### GIVEN ENTRIES
"""

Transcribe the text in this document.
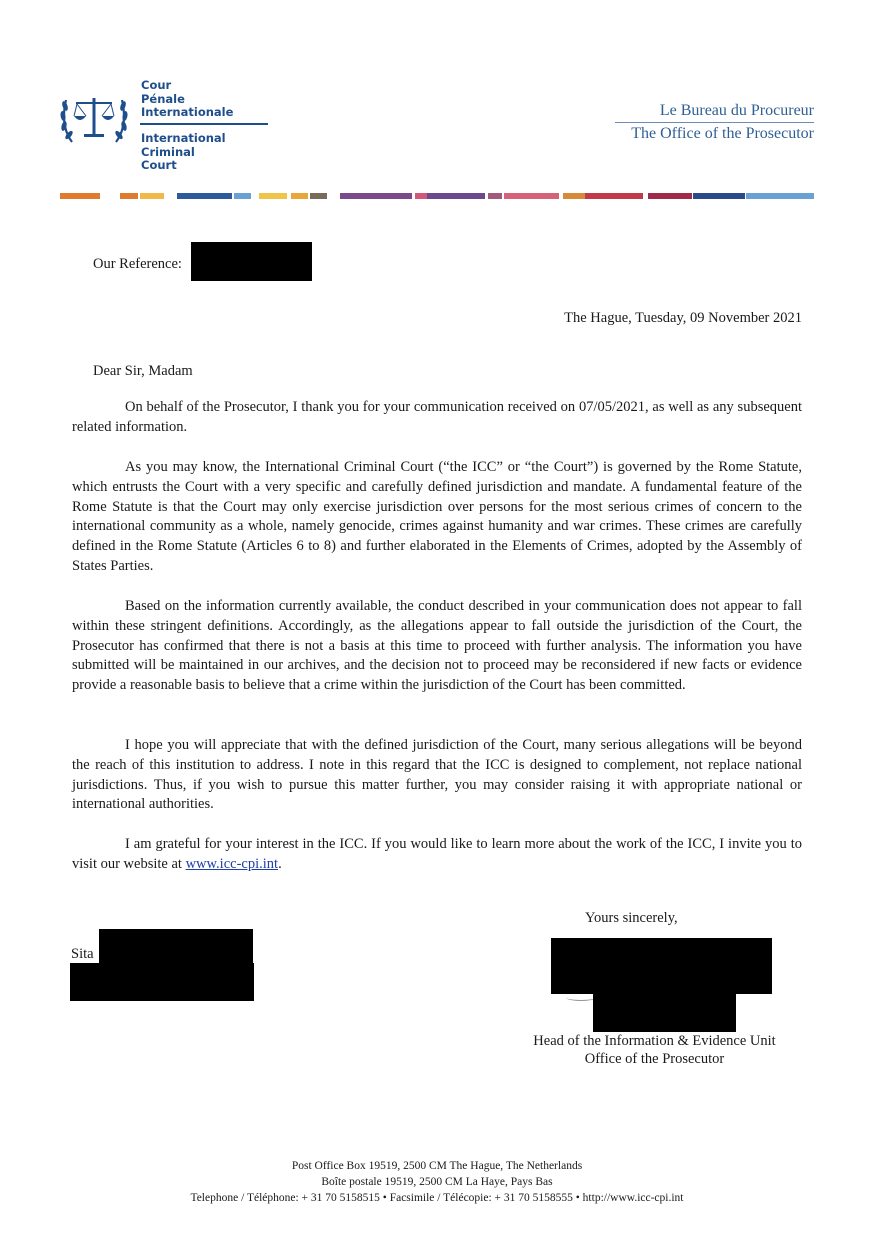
Cour
Pénale
Internationale
International
Criminal
Court
Le Bureau du Procureur
The Office of the Prosecutor
Our Reference:
The Hague, Tuesday, 09 November 2021
Dear Sir, Madam
On behalf of the Prosecutor, I thank you for your communication received on 07/05/2021, as well as any subsequent related information.
As you may know, the International Criminal Court (“the ICC” or “the Court”) is governed by the Rome Statute, which entrusts the Court with a very specific and carefully defined jurisdiction and mandate. A fundamental feature of the Rome Statute is that the Court may only exercise jurisdiction over persons for the most serious crimes of concern to the international community as a whole, namely genocide, crimes against humanity and war crimes. These crimes are carefully defined in the Rome Statute (Articles 6 to 8) and further elaborated in the Elements of Crimes, adopted by the Assembly of States Parties.
Based on the information currently available, the conduct described in your communication does not appear to fall within these stringent definitions. Accordingly, as the allegations appear to fall outside the jurisdiction of the Court, the Prosecutor has confirmed that there is not a basis at this time to proceed with further analysis. The information you have submitted will be maintained in our archives, and the decision not to proceed may be reconsidered if new facts or evidence provide a reasonable basis to believe that a crime within the jurisdiction of the Court has been committed.
I hope you will appreciate that with the defined jurisdiction of the Court, many serious allegations will be beyond the reach of this institution to address. I note in this regard that the ICC is designed to complement, not replace national jurisdictions. Thus, if you wish to pursue this matter further, you may consider raising it with appropriate national or international authorities.
I am grateful for your interest in the ICC. If you would like to learn more about the work of the ICC, I invite you to visit our website at www.icc-cpi.int.
Yours sincerely,
Sita
Head of the Information & Evidence Unit
Office of the Prosecutor
Post Office Box 19519, 2500 CM The Hague, The Netherlands
Boîte postale 19519, 2500 CM La Haye, Pays Bas
Telephone / Téléphone: + 31 70 5158515 • Facsimile / Télécopie: + 31 70 5158555 • http://www.icc-cpi.int
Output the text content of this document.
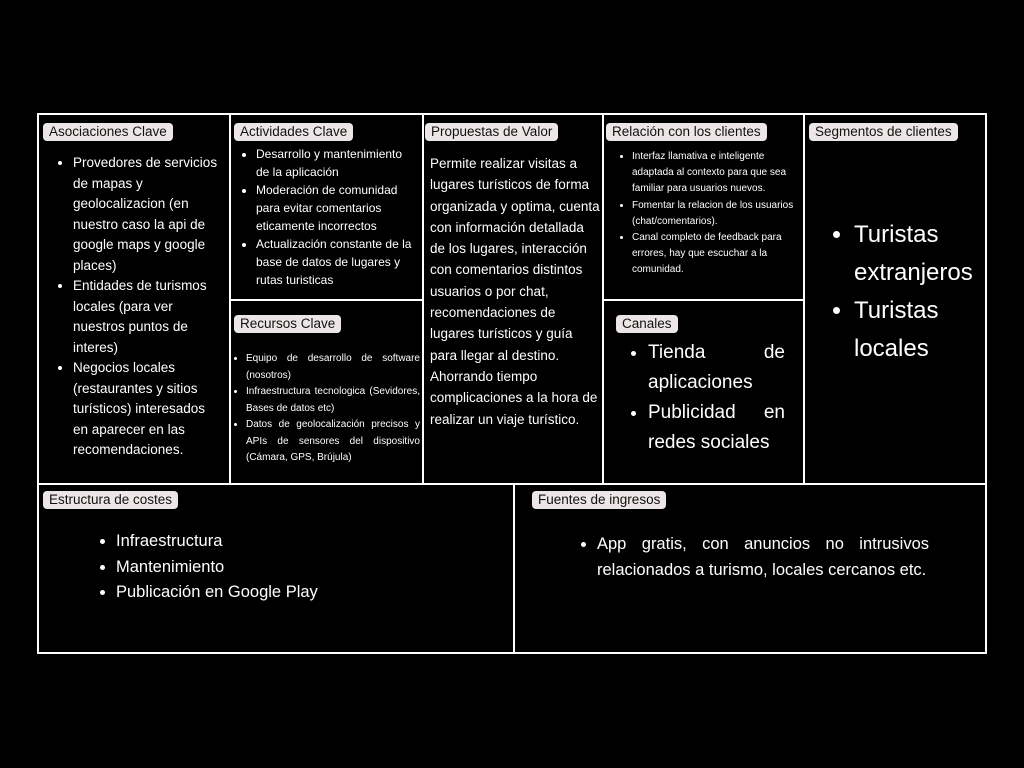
Asociaciones Clave
• Provedores de servicios de mapas y geolocalizacion (en nuestro caso la api de google maps y google places)
• Entidades de turismos locales (para ver nuestros puntos de interes)
• Negocios locales (restaurantes y sitios turísticos) interesados en aparecer en las recomendaciones.
Actividades Clave
• Desarrollo y mantenimiento de la aplicación
• Moderación de comunidad para evitar comentarios eticamente incorrectos
• Actualización constante de la base de datos de lugares y rutas turisticas
Recursos Clave
• Equipo de desarrollo de software (nosotros)
• Infraestructura tecnologica (Sevidores, Bases de datos etc)
• Datos de geolocalización precisos y APIs de sensores del dispositivo (Cámara, GPS, Brújula)
Propuestas de Valor
Permite realizar visitas a lugares turísticos de forma organizada y optima, cuenta con información detallada de los lugares, interacción con comentarios distintos usuarios o por chat, recomendaciones de lugares turísticos y guía para llegar al destino. Ahorrando tiempo complicaciones a la hora de realizar un viaje turístico.
Relación con los clientes
• Interfaz llamativa e inteligente adaptada al contexto para que sea familiar para usuarios nuevos.
• Fomentar la relacion de los usuarios (chat/comentarios).
• Canal completo de feedback para errores, hay que escuchar a la comunidad.
Canales
• Tienda de aplicaciones
• Publicidad en redes sociales
Segmentos de clientes
• Turistas extranjeros
• Turistas locales
Estructura de costes
• Infraestructura
• Mantenimiento
• Publicación en Google Play
Fuentes de ingresos
• App gratis, con anuncios no intrusivos relacionados a turismo, locales cercanos etc.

"""

### EXERCISE
Your task is to transcribe all of the records precisely, with no images included.

### SOLUTION TO THE EXERCISE
Transcribe the text in this document.
Cour
Pénale
Internationale
International
Criminal
Court
Le Bureau du Procureur
The Office of the Prosecutor
Our Reference:
The Hague, Tuesday, 09 November 2021
Dear Sir, Madam
On behalf of the Prosecutor, I thank you for your communication received on 07/05/2021, as well as any subsequent related information.
As you may know, the International Criminal Court (“the ICC” or “the Court”) is governed by the Rome Statute, which entrusts the Court with a very specific and carefully defined jurisdiction and mandate. A fundamental feature of the Rome Statute is that the Court may only exercise jurisdiction over persons for the most serious crimes of concern to the international community as a whole, namely genocide, crimes against humanity and war crimes. These crimes are carefully defined in the Rome Statute (Articles 6 to 8) and further elaborated in the Elements of Crimes, adopted by the Assembly of States Parties.
Based on the information currently available, the conduct described in your communication does not appear to fall within these stringent definitions. Accordingly, as the allegations appear to fall outside the jurisdiction of the Court, the Prosecutor has confirmed that there is not a basis at this time to proceed with further analysis. The information you have submitted will be maintained in our archives, and the decision not to proceed may be reconsidered if new facts or evidence provide a reasonable basis to believe that a crime within the jurisdiction of the Court has been committed.
I hope you will appreciate that with the defined jurisdiction of the Court, many serious allegations will be beyond the reach of this institution to address. I note in this regard that the ICC is designed to complement, not replace national jurisdictions. Thus, if you wish to pursue this matter further, you may consider raising it with appropriate national or international authorities.
I am grateful for your interest in the ICC. If you would like to learn more about the work of the ICC, I invite you to visit our website at www.icc-cpi.int.
Yours sincerely,
Sita
Head of the Information & Evidence Unit
Office of the Prosecutor
Post Office Box 19519, 2500 CM The Hague, The Netherlands
Boîte postale 19519, 2500 CM La Haye, Pays Bas
Telephone / Téléphone: + 31 70 5158515 • Facsimile / Télécopie: + 31 70 5158555 • http://www.icc-cpi.int
Output the text content of this document.
Asociaciones Clave
• Provedores de servicios de mapas y geolocalizacion (en nuestro caso la api de google maps y google places)
• Entidades de turismos locales (para ver nuestros puntos de interes)
• Negocios locales (restaurantes y sitios turísticos) interesados en aparecer en las recomendaciones.
Actividades Clave
• Desarrollo y mantenimiento de la aplicación
• Moderación de comunidad para evitar comentarios eticamente incorrectos
• Actualización constante de la base de datos de lugares y rutas turisticas
Recursos Clave
• Equipo de desarrollo de software (nosotros)
• Infraestructura tecnologica (Sevidores, Bases de datos etc)
• Datos de geolocalización precisos y APIs de sensores del dispositivo (Cámara, GPS, Brújula)
Propuestas de Valor
Permite realizar visitas a lugares turísticos de forma organizada y optima, cuenta con información detallada de los lugares, interacción con comentarios distintos usuarios o por chat, recomendaciones de lugares turísticos y guía para llegar al destino. Ahorrando tiempo complicaciones a la hora de realizar un viaje turístico.
Relación con los clientes
• Interfaz llamativa e inteligente adaptada al contexto para que sea familiar para usuarios nuevos.
• Fomentar la relacion de los usuarios (chat/comentarios).
• Canal completo de feedback para errores, hay que escuchar a la comunidad.
Canales
• Tienda de aplicaciones
• Publicidad en redes sociales
Segmentos de clientes
• Turistas extranjeros
• Turistas locales
Estructura de costes
• Infraestructura
• Mantenimiento
• Publicación en Google Play
Fuentes de ingresos
• App gratis, con anuncios no intrusivos relacionados a turismo, locales cercanos etc.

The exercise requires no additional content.